Reproduce the complete listing without any deviation.
===============
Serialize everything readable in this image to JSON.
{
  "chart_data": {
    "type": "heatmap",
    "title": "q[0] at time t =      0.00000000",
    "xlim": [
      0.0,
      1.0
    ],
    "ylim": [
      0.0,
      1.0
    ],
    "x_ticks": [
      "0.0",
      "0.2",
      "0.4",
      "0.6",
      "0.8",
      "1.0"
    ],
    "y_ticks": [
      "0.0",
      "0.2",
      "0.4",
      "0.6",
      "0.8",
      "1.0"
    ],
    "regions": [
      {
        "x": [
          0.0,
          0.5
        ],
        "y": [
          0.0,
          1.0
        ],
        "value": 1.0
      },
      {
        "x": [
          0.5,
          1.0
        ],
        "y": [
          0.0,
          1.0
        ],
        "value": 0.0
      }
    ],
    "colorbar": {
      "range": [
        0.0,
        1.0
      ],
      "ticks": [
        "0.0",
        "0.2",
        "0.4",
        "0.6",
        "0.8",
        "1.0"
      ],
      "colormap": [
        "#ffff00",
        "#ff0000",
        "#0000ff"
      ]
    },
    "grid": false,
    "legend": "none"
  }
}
===============
SOLVED EXERCISE
Serialize everything readable in this image to JSON.
{
  "chart_data": {
    "type": "heatmap",
    "title": "q[0] at time t =      0.00000000",
    "xlim": [
      0.0,
      1.0
    ],
    "ylim": [
      0.0,
      1.0
    ],
    "x_ticks": [
      "0.0",
      "0.2",
      "0.4",
      "0.6",
      "0.8",
      "1.0"
    ],
    "y_ticks": [
      "0.0",
      "0.2",
      "0.4",
      "0.6",
      "0.8",
      "1.0"
    ],
    "regions": [
      {
        "x": [
          0.0,
          0.5
        ],
        "y": [
          0.0,
          1.0
        ],
        "value": 1.0
      },
      {
        "x": [
          0.5,
          1.0
        ],
        "y": [
          0.0,
          1.0
        ],
        "value": 0.0
      }
    ],
    "colorbar": {
      "range": [
        0.0,
        1.0
      ],
      "ticks": [
        "0.0",
        "0.2",
        "0.4",
        "0.6",
        "0.8",
        "1.0"
      ],
      "colormap": [
        "#ffff00",
        "#ff0000",
        "#0000ff"
      ]
    },
    "grid": false,
    "legend": "none"
  }
}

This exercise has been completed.